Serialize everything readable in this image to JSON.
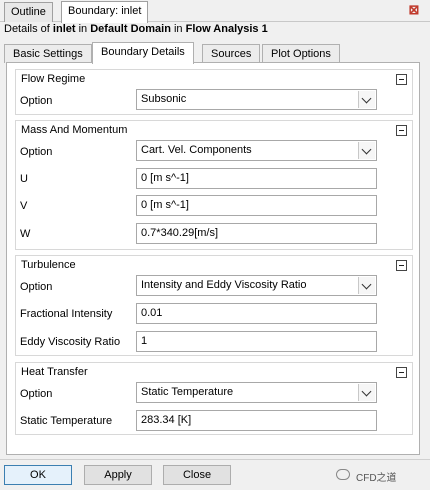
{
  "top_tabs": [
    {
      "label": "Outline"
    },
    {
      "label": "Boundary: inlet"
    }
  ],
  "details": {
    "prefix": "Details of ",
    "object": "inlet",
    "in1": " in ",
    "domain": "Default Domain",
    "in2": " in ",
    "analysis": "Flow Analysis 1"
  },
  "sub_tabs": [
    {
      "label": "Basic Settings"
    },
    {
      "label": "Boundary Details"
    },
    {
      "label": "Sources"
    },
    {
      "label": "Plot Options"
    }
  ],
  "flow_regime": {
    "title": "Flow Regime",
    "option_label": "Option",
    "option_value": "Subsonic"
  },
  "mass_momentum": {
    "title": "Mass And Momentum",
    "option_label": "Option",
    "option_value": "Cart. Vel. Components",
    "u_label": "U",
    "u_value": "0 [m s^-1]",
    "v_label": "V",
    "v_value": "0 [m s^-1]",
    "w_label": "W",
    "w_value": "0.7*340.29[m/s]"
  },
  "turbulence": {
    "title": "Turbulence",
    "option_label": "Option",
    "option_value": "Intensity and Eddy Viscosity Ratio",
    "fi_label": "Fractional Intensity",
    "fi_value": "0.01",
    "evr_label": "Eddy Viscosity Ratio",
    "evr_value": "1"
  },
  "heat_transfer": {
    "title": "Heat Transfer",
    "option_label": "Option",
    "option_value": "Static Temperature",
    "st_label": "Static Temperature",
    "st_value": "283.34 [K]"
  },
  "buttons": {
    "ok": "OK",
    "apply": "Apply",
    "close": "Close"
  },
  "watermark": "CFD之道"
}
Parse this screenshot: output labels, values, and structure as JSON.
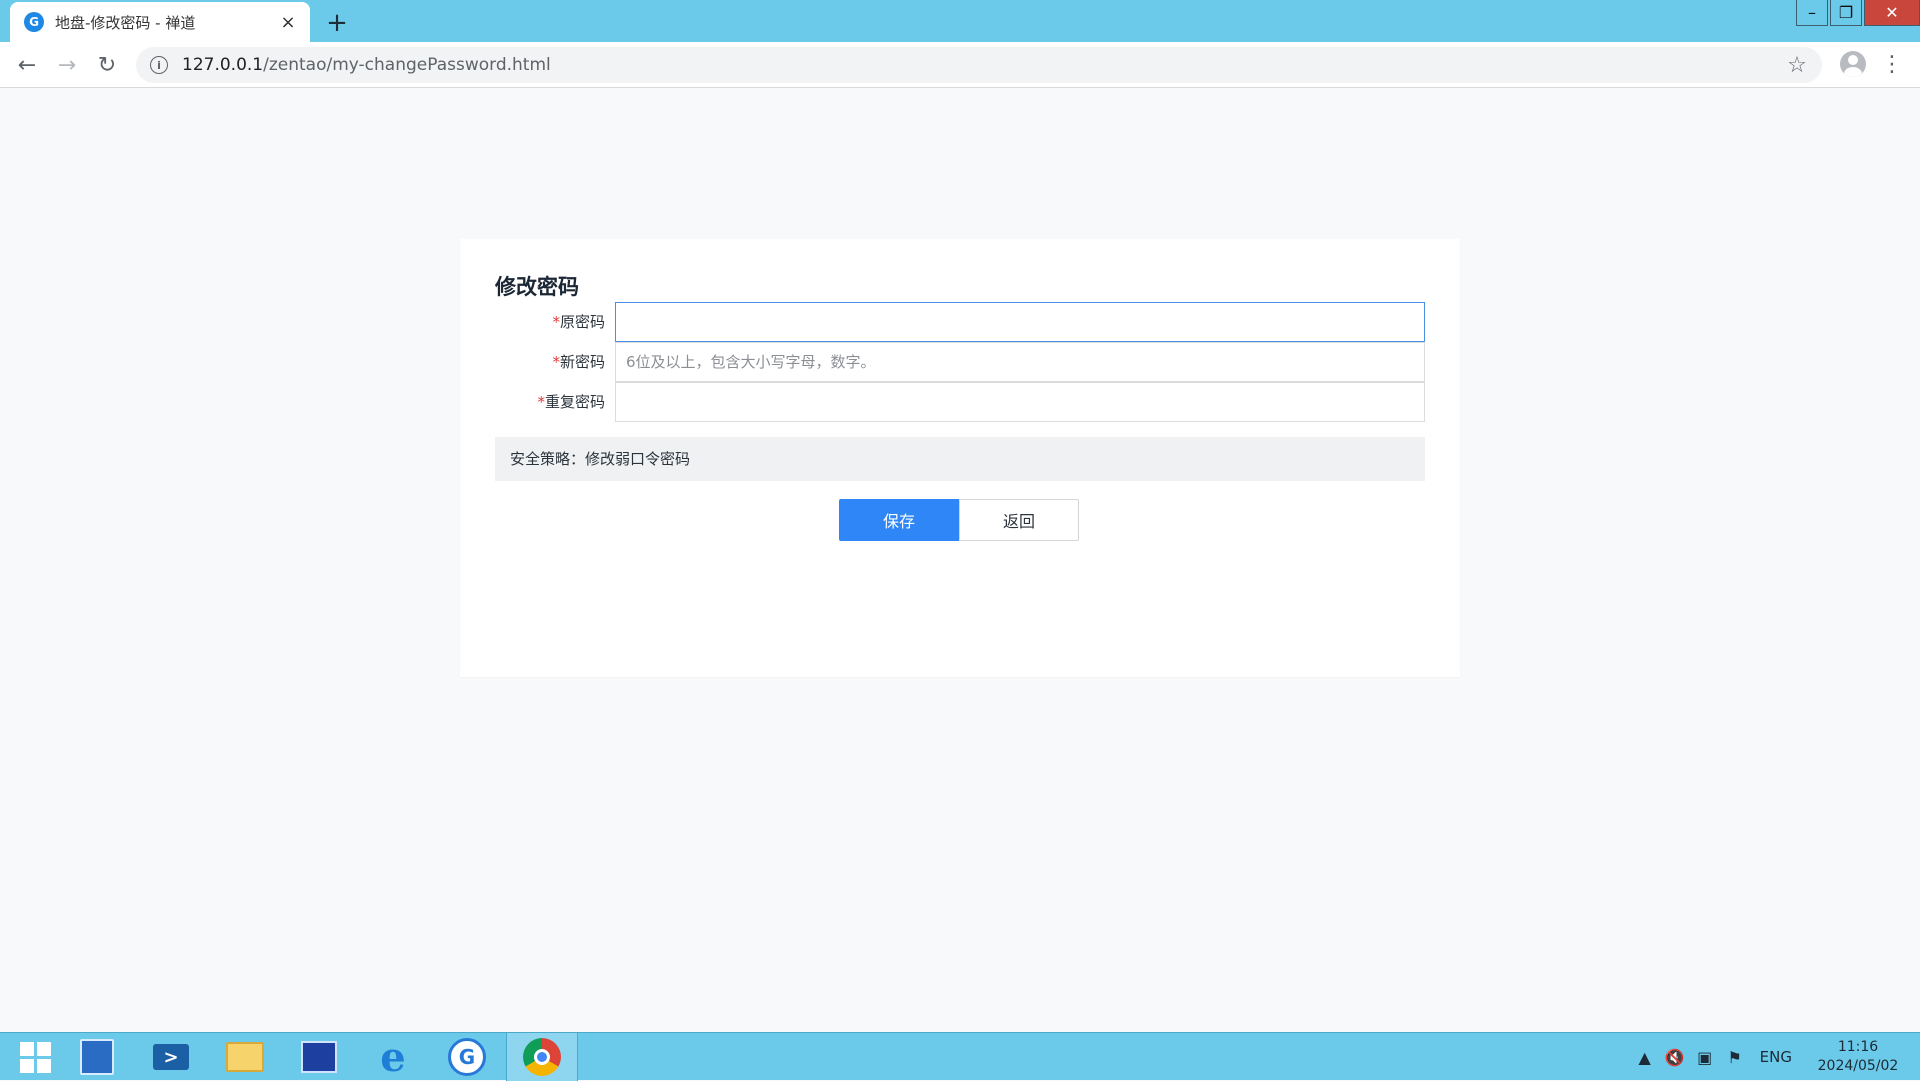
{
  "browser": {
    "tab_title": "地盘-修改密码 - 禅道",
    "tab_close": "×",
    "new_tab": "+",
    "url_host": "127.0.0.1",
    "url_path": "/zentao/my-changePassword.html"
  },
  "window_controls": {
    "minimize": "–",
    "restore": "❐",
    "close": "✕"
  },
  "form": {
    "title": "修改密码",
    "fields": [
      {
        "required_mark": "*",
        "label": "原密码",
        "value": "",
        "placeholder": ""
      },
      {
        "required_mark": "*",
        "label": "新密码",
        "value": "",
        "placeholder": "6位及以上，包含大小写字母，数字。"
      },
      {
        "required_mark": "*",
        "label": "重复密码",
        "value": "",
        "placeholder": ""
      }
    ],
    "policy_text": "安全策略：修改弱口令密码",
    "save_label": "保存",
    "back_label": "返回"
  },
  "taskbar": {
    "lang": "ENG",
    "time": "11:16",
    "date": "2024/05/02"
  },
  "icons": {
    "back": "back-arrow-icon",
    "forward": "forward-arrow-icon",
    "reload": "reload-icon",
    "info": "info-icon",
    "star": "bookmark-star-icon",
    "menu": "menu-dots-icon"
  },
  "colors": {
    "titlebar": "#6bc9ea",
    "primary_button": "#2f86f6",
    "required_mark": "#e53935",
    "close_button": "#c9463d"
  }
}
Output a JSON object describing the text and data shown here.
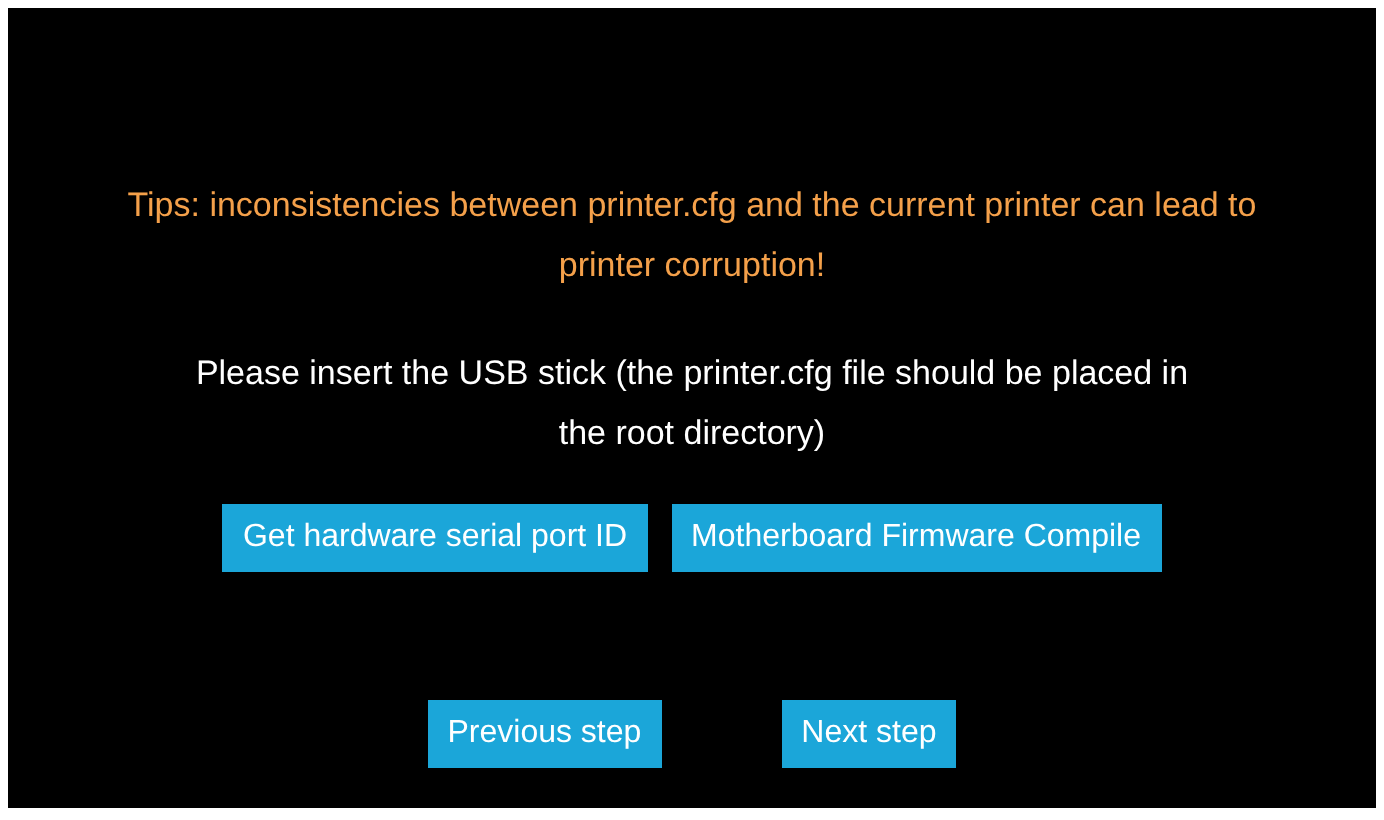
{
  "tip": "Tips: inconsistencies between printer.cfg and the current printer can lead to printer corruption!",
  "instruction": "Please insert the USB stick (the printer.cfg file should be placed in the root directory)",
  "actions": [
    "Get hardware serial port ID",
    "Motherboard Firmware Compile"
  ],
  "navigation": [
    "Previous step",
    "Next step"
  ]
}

======

### The problem
Output only these lines, word for word: the line containing "Output a JSON" and every line after it through the last line of the data. Omit the pictures.

### Exercise response
Output a JSON object describing the text and data shown here.
{
  "tip": "Tips: inconsistencies between printer.cfg and the current printer can lead to printer corruption!",
  "instruction": "Please insert the USB stick (the printer.cfg file should be placed in the root directory)",
  "actions": [
    "Get hardware serial port ID",
    "Motherboard Firmware Compile"
  ],
  "navigation": [
    "Previous step",
    "Next step"
  ]
}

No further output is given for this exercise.